Scan the material for the word "ylabel", and copy each line where it shows up.
--- Begin Record list ---
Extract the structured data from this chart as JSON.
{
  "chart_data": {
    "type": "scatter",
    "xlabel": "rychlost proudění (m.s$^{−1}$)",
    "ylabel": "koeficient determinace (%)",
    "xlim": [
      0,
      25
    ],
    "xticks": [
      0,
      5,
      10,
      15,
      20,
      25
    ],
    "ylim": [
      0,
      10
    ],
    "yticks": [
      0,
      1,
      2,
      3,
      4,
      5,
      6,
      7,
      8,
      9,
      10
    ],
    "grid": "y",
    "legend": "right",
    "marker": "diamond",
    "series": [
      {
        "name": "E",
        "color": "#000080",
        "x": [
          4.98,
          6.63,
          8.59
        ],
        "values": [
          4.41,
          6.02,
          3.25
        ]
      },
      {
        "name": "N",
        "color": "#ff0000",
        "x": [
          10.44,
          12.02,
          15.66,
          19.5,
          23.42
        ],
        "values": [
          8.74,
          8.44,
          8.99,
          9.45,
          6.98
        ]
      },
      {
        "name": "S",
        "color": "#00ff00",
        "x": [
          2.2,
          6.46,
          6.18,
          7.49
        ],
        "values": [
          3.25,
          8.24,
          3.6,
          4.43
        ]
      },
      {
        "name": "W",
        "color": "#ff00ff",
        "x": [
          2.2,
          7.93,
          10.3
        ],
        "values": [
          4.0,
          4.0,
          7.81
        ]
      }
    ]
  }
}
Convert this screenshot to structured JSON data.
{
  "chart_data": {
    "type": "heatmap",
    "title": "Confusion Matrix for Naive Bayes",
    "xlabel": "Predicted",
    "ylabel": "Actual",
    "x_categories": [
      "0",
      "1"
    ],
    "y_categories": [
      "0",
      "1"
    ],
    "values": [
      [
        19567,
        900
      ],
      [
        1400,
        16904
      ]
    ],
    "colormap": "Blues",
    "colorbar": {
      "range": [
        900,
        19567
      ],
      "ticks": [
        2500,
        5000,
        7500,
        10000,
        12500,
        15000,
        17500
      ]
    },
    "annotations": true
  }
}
--- End Record list ---
__Correct output__:
    "ylabel": "koeficient determinace (%)",
    "ylabel": "Actual",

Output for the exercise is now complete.